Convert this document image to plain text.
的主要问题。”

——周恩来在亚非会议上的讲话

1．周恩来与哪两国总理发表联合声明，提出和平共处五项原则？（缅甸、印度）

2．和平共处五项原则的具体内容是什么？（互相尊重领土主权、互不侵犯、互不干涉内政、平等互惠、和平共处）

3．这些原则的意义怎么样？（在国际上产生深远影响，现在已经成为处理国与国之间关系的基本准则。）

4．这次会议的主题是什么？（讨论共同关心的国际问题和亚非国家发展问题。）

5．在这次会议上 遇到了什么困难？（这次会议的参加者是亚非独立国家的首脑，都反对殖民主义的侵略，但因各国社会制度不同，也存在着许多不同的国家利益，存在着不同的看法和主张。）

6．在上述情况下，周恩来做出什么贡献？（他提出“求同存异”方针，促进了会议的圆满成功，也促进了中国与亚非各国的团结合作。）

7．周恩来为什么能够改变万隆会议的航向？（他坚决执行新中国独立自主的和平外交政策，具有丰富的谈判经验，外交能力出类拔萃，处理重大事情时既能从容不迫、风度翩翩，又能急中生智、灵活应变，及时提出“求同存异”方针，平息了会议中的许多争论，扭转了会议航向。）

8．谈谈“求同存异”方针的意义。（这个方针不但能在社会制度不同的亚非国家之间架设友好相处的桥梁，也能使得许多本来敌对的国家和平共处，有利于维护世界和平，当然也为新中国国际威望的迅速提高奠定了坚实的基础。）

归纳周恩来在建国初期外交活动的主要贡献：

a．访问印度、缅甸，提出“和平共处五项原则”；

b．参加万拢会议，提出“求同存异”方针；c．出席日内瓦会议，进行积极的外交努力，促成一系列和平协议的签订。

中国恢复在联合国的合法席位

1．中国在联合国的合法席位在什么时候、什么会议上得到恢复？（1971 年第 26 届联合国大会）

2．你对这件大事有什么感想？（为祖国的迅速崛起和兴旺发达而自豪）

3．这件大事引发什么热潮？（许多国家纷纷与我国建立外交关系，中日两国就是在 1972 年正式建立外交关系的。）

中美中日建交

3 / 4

DESCRIPTION OF THE TASK → Would you write down every record again, exactly?

FINAL ANSWER →
Convert this document image to plain text.
的主要问题。”

——周恩来在亚非会议上的讲话

1．周恩来与哪两国总理发表联合声明，提出和平共处五项原则？（缅甸、印度）

2．和平共处五项原则的具体内容是什么？（互相尊重领土主权、互不侵犯、互不干涉内政、平等互惠、和平共处）

3．这些原则的意义怎么样？（在国际上产生深远影响，现在已经成为处理国与国之间关系的基本准则。）

4．这次会议的主题是什么？（讨论共同关心的国际问题和亚非国家发展问题。）

5．在这次会议上 遇到了什么困难？（这次会议的参加者是亚非独立国家的首脑，都反对殖民主义的侵略，但因各国社会制度不同，也存在着许多不同的国家利益，存在着不同的看法和主张。）

6．在上述情况下，周恩来做出什么贡献？（他提出“求同存异”方针，促进了会议的圆满成功，也促进了中国与亚非各国的团结合作。）

7．周恩来为什么能够改变万隆会议的航向？（他坚决执行新中国独立自主的和平外交政策，具有丰富的谈判经验，外交能力出类拔萃，处理重大事情时既能从容不迫、风度翩翩，又能急中生智、灵活应变，及时提出“求同存异”方针，平息了会议中的许多争论，扭转了会议航向。）

8．谈谈“求同存异”方针的意义。（这个方针不但能在社会制度不同的亚非国家之间架设友好相处的桥梁，也能使得许多本来敌对的国家和平共处，有利于维护世界和平，当然也为新中国国际威望的迅速提高奠定了坚实的基础。）

归纳周恩来在建国初期外交活动的主要贡献：

a．访问印度、缅甸，提出“和平共处五项原则”；

b．参加万拢会议，提出“求同存异”方针；c．出席日内瓦会议，进行积极的外交努力，促成一系列和平协议的签订。

中国恢复在联合国的合法席位

1．中国在联合国的合法席位在什么时候、什么会议上得到恢复？（1971 年第 26 届联合国大会）

2．你对这件大事有什么感想？（为祖国的迅速崛起和兴旺发达而自豪）

3．这件大事引发什么热潮？（许多国家纷纷与我国建立外交关系，中日两国就是在 1972 年正式建立外交关系的。）

中美中日建交

3 / 4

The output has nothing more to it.